■ REQUIRED WORK: Go through the records and give each one again exactly.

#### EXCERPTED RECORDS

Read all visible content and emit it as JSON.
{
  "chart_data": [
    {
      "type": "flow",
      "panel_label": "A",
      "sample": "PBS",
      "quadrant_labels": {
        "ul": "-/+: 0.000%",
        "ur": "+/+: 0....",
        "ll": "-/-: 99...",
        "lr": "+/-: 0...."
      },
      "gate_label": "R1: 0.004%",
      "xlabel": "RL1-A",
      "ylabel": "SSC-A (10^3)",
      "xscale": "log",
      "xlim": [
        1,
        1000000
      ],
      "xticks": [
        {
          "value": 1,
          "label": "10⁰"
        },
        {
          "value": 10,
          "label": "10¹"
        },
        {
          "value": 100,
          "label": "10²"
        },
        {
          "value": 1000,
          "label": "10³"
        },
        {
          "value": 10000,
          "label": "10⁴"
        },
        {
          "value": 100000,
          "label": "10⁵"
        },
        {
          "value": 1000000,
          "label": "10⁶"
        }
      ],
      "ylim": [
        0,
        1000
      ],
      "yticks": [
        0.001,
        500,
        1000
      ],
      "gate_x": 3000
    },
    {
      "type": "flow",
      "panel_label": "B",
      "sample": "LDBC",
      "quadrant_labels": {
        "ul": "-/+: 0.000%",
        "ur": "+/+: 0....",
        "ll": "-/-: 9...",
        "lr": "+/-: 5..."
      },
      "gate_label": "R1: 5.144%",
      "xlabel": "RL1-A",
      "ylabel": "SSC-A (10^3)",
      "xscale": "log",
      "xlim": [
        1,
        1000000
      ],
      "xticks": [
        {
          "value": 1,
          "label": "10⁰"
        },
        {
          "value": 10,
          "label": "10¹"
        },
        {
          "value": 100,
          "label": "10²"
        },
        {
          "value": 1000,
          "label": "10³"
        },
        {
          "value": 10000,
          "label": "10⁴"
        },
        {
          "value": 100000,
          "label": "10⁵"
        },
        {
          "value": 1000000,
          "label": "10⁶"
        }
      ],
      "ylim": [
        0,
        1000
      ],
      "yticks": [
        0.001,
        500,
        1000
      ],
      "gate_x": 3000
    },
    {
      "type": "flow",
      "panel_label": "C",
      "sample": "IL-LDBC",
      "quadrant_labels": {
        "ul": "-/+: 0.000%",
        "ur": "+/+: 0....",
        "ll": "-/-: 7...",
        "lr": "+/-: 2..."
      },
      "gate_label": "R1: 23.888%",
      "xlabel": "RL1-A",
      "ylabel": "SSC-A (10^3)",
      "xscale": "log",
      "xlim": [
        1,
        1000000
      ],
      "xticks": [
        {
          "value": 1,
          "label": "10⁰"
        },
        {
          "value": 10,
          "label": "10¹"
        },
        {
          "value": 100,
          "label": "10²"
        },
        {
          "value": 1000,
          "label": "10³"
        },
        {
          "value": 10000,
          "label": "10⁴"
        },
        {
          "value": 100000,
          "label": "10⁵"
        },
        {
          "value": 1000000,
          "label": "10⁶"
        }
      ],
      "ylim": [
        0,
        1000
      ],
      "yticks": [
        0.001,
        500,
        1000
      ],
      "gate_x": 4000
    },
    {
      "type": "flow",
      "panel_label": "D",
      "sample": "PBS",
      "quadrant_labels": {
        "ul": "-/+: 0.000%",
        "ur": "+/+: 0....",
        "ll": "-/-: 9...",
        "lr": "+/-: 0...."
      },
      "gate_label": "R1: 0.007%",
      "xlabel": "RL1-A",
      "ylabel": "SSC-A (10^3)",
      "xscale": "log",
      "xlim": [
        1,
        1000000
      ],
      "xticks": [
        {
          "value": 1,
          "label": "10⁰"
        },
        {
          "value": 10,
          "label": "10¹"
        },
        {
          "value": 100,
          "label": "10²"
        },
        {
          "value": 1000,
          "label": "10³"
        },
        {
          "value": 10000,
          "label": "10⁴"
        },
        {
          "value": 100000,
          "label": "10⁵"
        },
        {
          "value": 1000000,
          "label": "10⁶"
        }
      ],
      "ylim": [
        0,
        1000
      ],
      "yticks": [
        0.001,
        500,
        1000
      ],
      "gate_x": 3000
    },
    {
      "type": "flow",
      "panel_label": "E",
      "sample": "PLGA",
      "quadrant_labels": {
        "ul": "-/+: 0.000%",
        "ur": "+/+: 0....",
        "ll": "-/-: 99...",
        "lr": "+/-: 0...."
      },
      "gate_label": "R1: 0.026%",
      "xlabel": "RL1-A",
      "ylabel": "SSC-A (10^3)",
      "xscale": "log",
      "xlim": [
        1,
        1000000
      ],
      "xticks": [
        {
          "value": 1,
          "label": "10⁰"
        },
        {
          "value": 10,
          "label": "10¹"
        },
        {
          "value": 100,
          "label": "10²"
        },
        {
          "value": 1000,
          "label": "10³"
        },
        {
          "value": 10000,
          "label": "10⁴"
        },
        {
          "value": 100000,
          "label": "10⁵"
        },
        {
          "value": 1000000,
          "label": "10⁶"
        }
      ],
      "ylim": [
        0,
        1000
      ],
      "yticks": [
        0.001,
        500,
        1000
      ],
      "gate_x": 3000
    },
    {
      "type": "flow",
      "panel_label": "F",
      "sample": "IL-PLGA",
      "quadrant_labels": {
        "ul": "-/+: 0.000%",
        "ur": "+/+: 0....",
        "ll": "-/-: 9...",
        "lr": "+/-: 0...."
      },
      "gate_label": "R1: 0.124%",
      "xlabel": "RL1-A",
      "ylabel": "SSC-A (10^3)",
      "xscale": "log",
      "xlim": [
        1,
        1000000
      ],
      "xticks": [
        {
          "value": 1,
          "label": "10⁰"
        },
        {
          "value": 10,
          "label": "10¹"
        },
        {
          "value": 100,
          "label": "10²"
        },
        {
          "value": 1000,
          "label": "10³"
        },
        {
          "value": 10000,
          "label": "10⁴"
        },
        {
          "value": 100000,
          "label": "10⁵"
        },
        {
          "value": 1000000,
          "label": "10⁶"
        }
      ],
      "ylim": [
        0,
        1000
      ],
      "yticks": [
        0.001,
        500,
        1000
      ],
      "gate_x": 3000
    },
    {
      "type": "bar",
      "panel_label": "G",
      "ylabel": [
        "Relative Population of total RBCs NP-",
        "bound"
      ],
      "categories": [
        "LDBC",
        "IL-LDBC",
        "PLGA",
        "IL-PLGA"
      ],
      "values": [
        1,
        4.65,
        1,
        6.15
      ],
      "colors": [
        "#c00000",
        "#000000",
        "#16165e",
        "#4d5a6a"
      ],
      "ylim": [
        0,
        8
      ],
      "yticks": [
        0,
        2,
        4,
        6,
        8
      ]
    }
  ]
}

########

■ SOLVED EXERCISE:
Read all visible content and emit it as JSON.
{
  "chart_data": [
    {
      "type": "flow",
      "panel_label": "A",
      "sample": "PBS",
      "quadrant_labels": {
        "ul": "-/+: 0.000%",
        "ur": "+/+: 0....",
        "ll": "-/-: 99...",
        "lr": "+/-: 0...."
      },
      "gate_label": "R1: 0.004%",
      "xlabel": "RL1-A",
      "ylabel": "SSC-A (10^3)",
      "xscale": "log",
      "xlim": [
        1,
        1000000
      ],
      "xticks": [
        {
          "value": 1,
          "label": "10⁰"
        },
        {
          "value": 10,
          "label": "10¹"
        },
        {
          "value": 100,
          "label": "10²"
        },
        {
          "value": 1000,
          "label": "10³"
        },
        {
          "value": 10000,
          "label": "10⁴"
        },
        {
          "value": 100000,
          "label": "10⁵"
        },
        {
          "value": 1000000,
          "label": "10⁶"
        }
      ],
      "ylim": [
        0,
        1000
      ],
      "yticks": [
        0.001,
        500,
        1000
      ],
      "gate_x": 3000
    },
    {
      "type": "flow",
      "panel_label": "B",
      "sample": "LDBC",
      "quadrant_labels": {
        "ul": "-/+: 0.000%",
        "ur": "+/+: 0....",
        "ll": "-/-: 9...",
        "lr": "+/-: 5..."
      },
      "gate_label": "R1: 5.144%",
      "xlabel": "RL1-A",
      "ylabel": "SSC-A (10^3)",
      "xscale": "log",
      "xlim": [
        1,
        1000000
      ],
      "xticks": [
        {
          "value": 1,
          "label": "10⁰"
        },
        {
          "value": 10,
          "label": "10¹"
        },
        {
          "value": 100,
          "label": "10²"
        },
        {
          "value": 1000,
          "label": "10³"
        },
        {
          "value": 10000,
          "label": "10⁴"
        },
        {
          "value": 100000,
          "label": "10⁵"
        },
        {
          "value": 1000000,
          "label": "10⁶"
        }
      ],
      "ylim": [
        0,
        1000
      ],
      "yticks": [
        0.001,
        500,
        1000
      ],
      "gate_x": 3000
    },
    {
      "type": "flow",
      "panel_label": "C",
      "sample": "IL-LDBC",
      "quadrant_labels": {
        "ul": "-/+: 0.000%",
        "ur": "+/+: 0....",
        "ll": "-/-: 7...",
        "lr": "+/-: 2..."
      },
      "gate_label": "R1: 23.888%",
      "xlabel": "RL1-A",
      "ylabel": "SSC-A (10^3)",
      "xscale": "log",
      "xlim": [
        1,
        1000000
      ],
      "xticks": [
        {
          "value": 1,
          "label": "10⁰"
        },
        {
          "value": 10,
          "label": "10¹"
        },
        {
          "value": 100,
          "label": "10²"
        },
        {
          "value": 1000,
          "label": "10³"
        },
        {
          "value": 10000,
          "label": "10⁴"
        },
        {
          "value": 100000,
          "label": "10⁵"
        },
        {
          "value": 1000000,
          "label": "10⁶"
        }
      ],
      "ylim": [
        0,
        1000
      ],
      "yticks": [
        0.001,
        500,
        1000
      ],
      "gate_x": 4000
    },
    {
      "type": "flow",
      "panel_label": "D",
      "sample": "PBS",
      "quadrant_labels": {
        "ul": "-/+: 0.000%",
        "ur": "+/+: 0....",
        "ll": "-/-: 9...",
        "lr": "+/-: 0...."
      },
      "gate_label": "R1: 0.007%",
      "xlabel": "RL1-A",
      "ylabel": "SSC-A (10^3)",
      "xscale": "log",
      "xlim": [
        1,
        1000000
      ],
      "xticks": [
        {
          "value": 1,
          "label": "10⁰"
        },
        {
          "value": 10,
          "label": "10¹"
        },
        {
          "value": 100,
          "label": "10²"
        },
        {
          "value": 1000,
          "label": "10³"
        },
        {
          "value": 10000,
          "label": "10⁴"
        },
        {
          "value": 100000,
          "label": "10⁵"
        },
        {
          "value": 1000000,
          "label": "10⁶"
        }
      ],
      "ylim": [
        0,
        1000
      ],
      "yticks": [
        0.001,
        500,
        1000
      ],
      "gate_x": 3000
    },
    {
      "type": "flow",
      "panel_label": "E",
      "sample": "PLGA",
      "quadrant_labels": {
        "ul": "-/+: 0.000%",
        "ur": "+/+: 0....",
        "ll": "-/-: 99...",
        "lr": "+/-: 0...."
      },
      "gate_label": "R1: 0.026%",
      "xlabel": "RL1-A",
      "ylabel": "SSC-A (10^3)",
      "xscale": "log",
      "xlim": [
        1,
        1000000
      ],
      "xticks": [
        {
          "value": 1,
          "label": "10⁰"
        },
        {
          "value": 10,
          "label": "10¹"
        },
        {
          "value": 100,
          "label": "10²"
        },
        {
          "value": 1000,
          "label": "10³"
        },
        {
          "value": 10000,
          "label": "10⁴"
        },
        {
          "value": 100000,
          "label": "10⁵"
        },
        {
          "value": 1000000,
          "label": "10⁶"
        }
      ],
      "ylim": [
        0,
        1000
      ],
      "yticks": [
        0.001,
        500,
        1000
      ],
      "gate_x": 3000
    },
    {
      "type": "flow",
      "panel_label": "F",
      "sample": "IL-PLGA",
      "quadrant_labels": {
        "ul": "-/+: 0.000%",
        "ur": "+/+: 0....",
        "ll": "-/-: 9...",
        "lr": "+/-: 0...."
      },
      "gate_label": "R1: 0.124%",
      "xlabel": "RL1-A",
      "ylabel": "SSC-A (10^3)",
      "xscale": "log",
      "xlim": [
        1,
        1000000
      ],
      "xticks": [
        {
          "value": 1,
          "label": "10⁰"
        },
        {
          "value": 10,
          "label": "10¹"
        },
        {
          "value": 100,
          "label": "10²"
        },
        {
          "value": 1000,
          "label": "10³"
        },
        {
          "value": 10000,
          "label": "10⁴"
        },
        {
          "value": 100000,
          "label": "10⁵"
        },
        {
          "value": 1000000,
          "label": "10⁶"
        }
      ],
      "ylim": [
        0,
        1000
      ],
      "yticks": [
        0.001,
        500,
        1000
      ],
      "gate_x": 3000
    },
    {
      "type": "bar",
      "panel_label": "G",
      "ylabel": [
        "Relative Population of total RBCs NP-",
        "bound"
      ],
      "categories": [
        "LDBC",
        "IL-LDBC",
        "PLGA",
        "IL-PLGA"
      ],
      "values": [
        1,
        4.65,
        1,
        6.15
      ],
      "colors": [
        "#c00000",
        "#000000",
        "#16165e",
        "#4d5a6a"
      ],
      "ylim": [
        0,
        8
      ],
      "yticks": [
        0,
        2,
        4,
        6,
        8
      ]
    }
  ]
}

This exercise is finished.